**Stored records**

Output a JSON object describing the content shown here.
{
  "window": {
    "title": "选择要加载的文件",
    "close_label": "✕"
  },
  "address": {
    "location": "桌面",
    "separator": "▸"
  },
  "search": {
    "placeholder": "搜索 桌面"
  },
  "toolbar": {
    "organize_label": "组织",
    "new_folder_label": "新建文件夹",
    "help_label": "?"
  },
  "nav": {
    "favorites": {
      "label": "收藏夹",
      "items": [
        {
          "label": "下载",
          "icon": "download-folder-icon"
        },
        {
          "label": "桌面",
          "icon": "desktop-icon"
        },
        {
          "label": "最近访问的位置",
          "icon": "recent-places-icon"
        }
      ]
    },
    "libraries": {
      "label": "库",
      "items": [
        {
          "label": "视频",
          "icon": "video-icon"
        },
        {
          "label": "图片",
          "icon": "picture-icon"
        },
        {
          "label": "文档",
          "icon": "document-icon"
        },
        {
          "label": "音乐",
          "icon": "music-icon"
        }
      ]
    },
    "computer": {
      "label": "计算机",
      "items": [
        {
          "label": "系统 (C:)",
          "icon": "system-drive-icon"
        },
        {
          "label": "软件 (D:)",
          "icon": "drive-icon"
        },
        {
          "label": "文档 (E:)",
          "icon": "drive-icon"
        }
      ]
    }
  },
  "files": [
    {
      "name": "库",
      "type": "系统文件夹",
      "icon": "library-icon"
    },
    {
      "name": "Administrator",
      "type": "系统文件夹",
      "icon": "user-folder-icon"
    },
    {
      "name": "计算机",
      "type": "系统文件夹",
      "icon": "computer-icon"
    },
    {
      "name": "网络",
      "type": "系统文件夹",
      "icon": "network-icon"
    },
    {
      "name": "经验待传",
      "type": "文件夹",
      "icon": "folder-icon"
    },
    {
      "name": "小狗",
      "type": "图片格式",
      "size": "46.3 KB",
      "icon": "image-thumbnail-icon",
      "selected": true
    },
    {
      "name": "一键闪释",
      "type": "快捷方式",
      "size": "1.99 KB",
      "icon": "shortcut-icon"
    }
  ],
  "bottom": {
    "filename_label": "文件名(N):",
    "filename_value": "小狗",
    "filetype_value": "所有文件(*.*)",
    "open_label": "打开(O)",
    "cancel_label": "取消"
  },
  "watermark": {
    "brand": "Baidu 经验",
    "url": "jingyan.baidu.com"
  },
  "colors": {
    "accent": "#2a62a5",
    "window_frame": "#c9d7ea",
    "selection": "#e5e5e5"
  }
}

**To be done**
Every record above must be duplicated exactly.

**Completed exercise**
Output a JSON object describing the content shown here.
{
  "window": {
    "title": "选择要加载的文件",
    "close_label": "✕"
  },
  "address": {
    "location": "桌面",
    "separator": "▸"
  },
  "search": {
    "placeholder": "搜索 桌面"
  },
  "toolbar": {
    "organize_label": "组织",
    "new_folder_label": "新建文件夹",
    "help_label": "?"
  },
  "nav": {
    "favorites": {
      "label": "收藏夹",
      "items": [
        {
          "label": "下载",
          "icon": "download-folder-icon"
        },
        {
          "label": "桌面",
          "icon": "desktop-icon"
        },
        {
          "label": "最近访问的位置",
          "icon": "recent-places-icon"
        }
      ]
    },
    "libraries": {
      "label": "库",
      "items": [
        {
          "label": "视频",
          "icon": "video-icon"
        },
        {
          "label": "图片",
          "icon": "picture-icon"
        },
        {
          "label": "文档",
          "icon": "document-icon"
        },
        {
          "label": "音乐",
          "icon": "music-icon"
        }
      ]
    },
    "computer": {
      "label": "计算机",
      "items": [
        {
          "label": "系统 (C:)",
          "icon": "system-drive-icon"
        },
        {
          "label": "软件 (D:)",
          "icon": "drive-icon"
        },
        {
          "label": "文档 (E:)",
          "icon": "drive-icon"
        }
      ]
    }
  },
  "files": [
    {
      "name": "库",
      "type": "系统文件夹",
      "icon": "library-icon"
    },
    {
      "name": "Administrator",
      "type": "系统文件夹",
      "icon": "user-folder-icon"
    },
    {
      "name": "计算机",
      "type": "系统文件夹",
      "icon": "computer-icon"
    },
    {
      "name": "网络",
      "type": "系统文件夹",
      "icon": "network-icon"
    },
    {
      "name": "经验待传",
      "type": "文件夹",
      "icon": "folder-icon"
    },
    {
      "name": "小狗",
      "type": "图片格式",
      "size": "46.3 KB",
      "icon": "image-thumbnail-icon",
      "selected": true
    },
    {
      "name": "一键闪释",
      "type": "快捷方式",
      "size": "1.99 KB",
      "icon": "shortcut-icon"
    }
  ],
  "bottom": {
    "filename_label": "文件名(N):",
    "filename_value": "小狗",
    "filetype_value": "所有文件(*.*)",
    "open_label": "打开(O)",
    "cancel_label": "取消"
  },
  "watermark": {
    "brand": "Baidu 经验",
    "url": "jingyan.baidu.com"
  },
  "colors": {
    "accent": "#2a62a5",
    "window_frame": "#c9d7ea",
    "selection": "#e5e5e5"
  }
}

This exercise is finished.